(Collected data entries)
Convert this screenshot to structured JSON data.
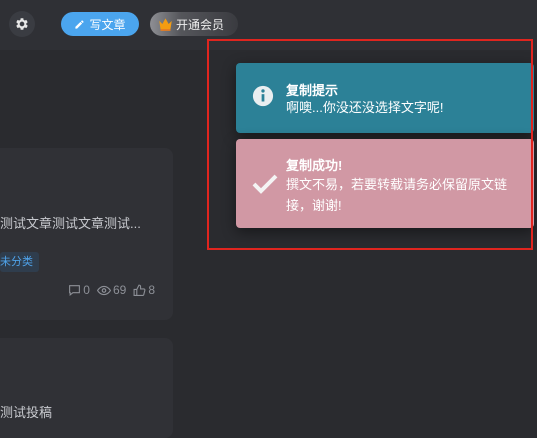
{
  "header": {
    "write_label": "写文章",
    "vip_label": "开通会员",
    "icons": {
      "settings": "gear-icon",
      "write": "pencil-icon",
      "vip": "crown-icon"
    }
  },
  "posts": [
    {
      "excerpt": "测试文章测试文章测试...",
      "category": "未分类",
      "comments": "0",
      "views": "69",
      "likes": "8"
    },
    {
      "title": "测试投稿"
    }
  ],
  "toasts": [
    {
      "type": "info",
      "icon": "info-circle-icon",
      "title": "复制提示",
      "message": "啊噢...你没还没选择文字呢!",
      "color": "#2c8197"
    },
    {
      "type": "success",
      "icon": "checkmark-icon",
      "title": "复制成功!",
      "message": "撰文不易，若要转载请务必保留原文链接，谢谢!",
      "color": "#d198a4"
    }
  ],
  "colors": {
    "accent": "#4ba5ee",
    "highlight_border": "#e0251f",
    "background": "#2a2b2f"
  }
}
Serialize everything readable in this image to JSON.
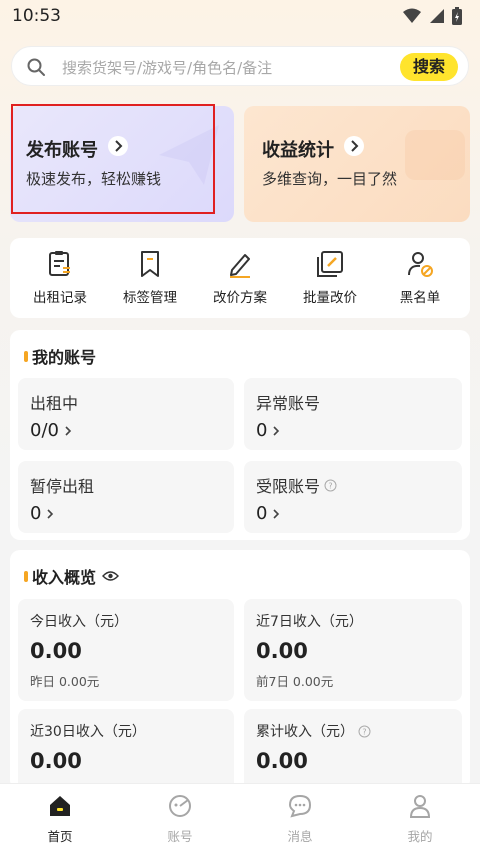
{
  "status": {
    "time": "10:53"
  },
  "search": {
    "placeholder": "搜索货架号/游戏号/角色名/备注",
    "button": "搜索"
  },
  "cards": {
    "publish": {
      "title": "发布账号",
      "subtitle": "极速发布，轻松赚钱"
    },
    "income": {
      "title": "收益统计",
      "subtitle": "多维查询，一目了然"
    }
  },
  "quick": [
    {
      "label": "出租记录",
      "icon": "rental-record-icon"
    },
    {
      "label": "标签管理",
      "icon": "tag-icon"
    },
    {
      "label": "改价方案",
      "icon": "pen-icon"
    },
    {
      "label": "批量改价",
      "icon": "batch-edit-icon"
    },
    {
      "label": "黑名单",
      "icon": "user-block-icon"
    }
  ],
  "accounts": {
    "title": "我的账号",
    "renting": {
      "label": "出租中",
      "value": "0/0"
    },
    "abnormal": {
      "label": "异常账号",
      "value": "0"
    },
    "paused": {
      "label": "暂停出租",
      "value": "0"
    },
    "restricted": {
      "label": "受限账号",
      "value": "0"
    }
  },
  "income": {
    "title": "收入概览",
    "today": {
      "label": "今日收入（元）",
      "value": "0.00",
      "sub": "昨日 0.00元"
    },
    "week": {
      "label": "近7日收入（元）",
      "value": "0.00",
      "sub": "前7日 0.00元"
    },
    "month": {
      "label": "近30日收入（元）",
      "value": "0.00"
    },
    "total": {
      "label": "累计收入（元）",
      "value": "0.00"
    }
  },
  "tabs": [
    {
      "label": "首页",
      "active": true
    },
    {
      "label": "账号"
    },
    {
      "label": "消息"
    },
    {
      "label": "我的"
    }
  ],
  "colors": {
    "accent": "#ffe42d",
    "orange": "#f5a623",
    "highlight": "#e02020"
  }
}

---

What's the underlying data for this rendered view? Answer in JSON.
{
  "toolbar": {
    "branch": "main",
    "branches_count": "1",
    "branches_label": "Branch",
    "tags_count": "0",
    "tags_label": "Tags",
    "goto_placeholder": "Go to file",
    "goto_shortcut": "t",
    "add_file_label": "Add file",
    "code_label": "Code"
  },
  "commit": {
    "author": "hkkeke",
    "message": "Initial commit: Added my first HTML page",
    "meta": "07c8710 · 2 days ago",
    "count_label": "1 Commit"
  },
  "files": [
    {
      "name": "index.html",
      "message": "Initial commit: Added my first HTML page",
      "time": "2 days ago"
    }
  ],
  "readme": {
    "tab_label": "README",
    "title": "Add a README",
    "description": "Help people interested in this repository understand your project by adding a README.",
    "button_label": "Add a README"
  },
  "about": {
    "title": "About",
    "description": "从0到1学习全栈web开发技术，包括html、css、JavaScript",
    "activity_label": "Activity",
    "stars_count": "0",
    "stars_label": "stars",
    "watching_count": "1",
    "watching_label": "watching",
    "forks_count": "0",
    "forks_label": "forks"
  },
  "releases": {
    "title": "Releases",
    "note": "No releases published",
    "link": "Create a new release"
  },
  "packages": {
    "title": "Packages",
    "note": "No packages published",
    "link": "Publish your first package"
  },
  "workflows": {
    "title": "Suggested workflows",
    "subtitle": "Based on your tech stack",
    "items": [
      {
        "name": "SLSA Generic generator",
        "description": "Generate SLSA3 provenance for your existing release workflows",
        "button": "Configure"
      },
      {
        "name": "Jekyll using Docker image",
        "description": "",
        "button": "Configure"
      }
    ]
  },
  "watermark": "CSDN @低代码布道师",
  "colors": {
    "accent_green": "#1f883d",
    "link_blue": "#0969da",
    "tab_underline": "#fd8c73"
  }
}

...

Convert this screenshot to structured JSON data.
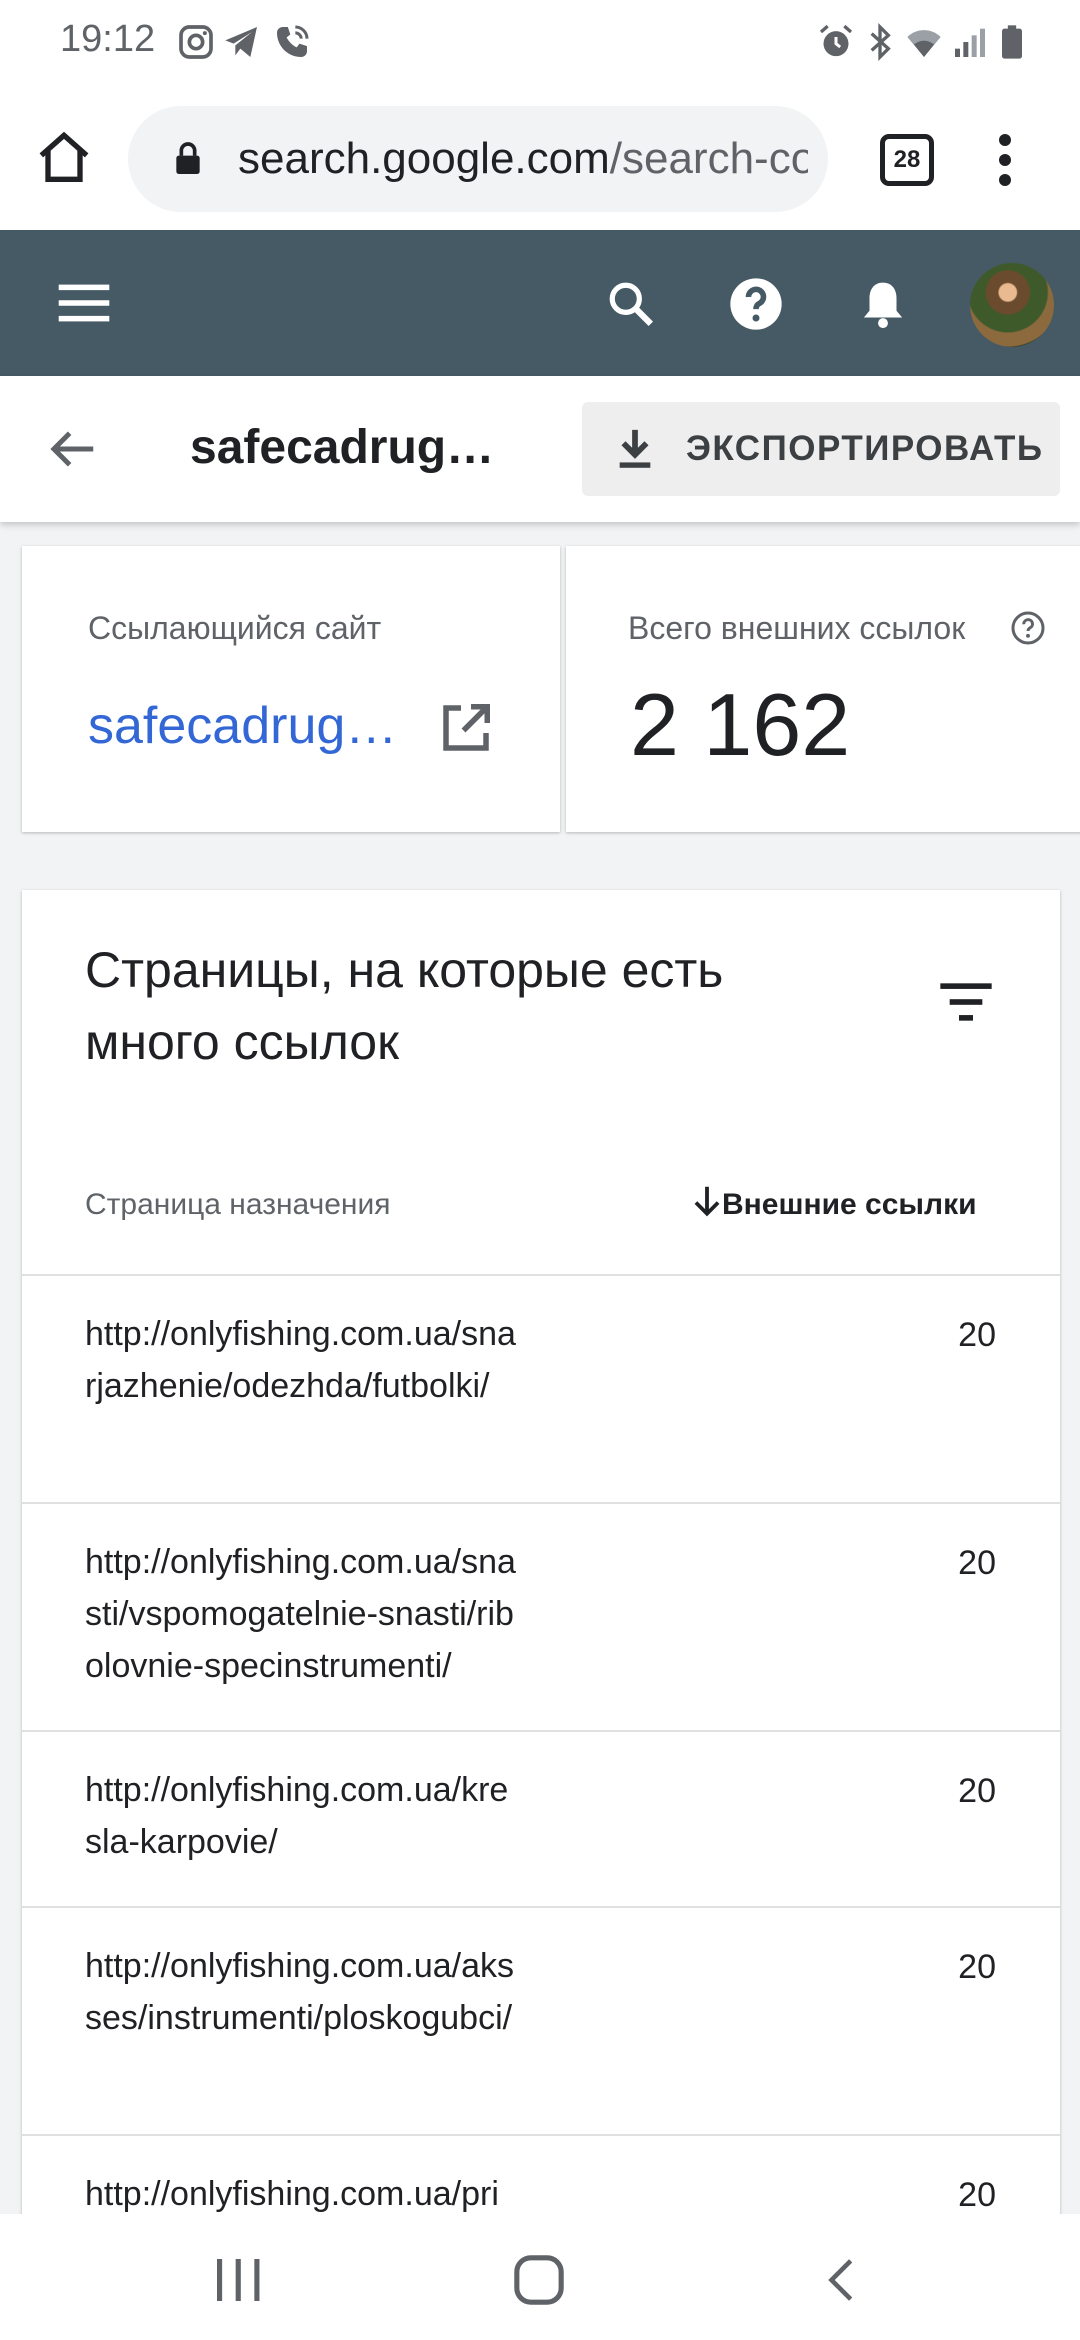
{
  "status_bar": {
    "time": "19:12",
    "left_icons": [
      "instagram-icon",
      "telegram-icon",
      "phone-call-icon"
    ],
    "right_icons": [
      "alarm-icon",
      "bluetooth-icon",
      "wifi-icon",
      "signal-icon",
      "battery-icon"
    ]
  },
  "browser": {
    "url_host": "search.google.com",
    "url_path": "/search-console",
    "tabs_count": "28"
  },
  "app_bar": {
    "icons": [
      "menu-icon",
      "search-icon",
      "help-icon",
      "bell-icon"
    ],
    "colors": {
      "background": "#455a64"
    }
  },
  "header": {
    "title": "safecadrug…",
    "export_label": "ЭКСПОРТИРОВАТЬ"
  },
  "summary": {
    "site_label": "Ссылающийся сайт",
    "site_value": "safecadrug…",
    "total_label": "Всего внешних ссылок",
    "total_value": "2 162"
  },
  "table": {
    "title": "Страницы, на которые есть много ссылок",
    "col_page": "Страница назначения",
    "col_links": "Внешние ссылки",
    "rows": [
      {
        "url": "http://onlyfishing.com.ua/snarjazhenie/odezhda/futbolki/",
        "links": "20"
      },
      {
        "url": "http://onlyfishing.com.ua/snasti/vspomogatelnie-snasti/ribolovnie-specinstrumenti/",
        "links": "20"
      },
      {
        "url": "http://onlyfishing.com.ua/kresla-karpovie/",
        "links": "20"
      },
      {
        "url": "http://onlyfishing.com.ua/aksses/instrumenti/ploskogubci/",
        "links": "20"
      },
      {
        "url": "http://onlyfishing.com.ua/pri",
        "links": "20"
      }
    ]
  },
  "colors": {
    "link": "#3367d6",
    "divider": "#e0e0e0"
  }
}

**To be done:** Pull every line containing "Initial" out of the data above.

**Solved exercise:**
    "message": "Initial commit: Added my first HTML page",
      "message": "Initial commit: Added my first HTML page",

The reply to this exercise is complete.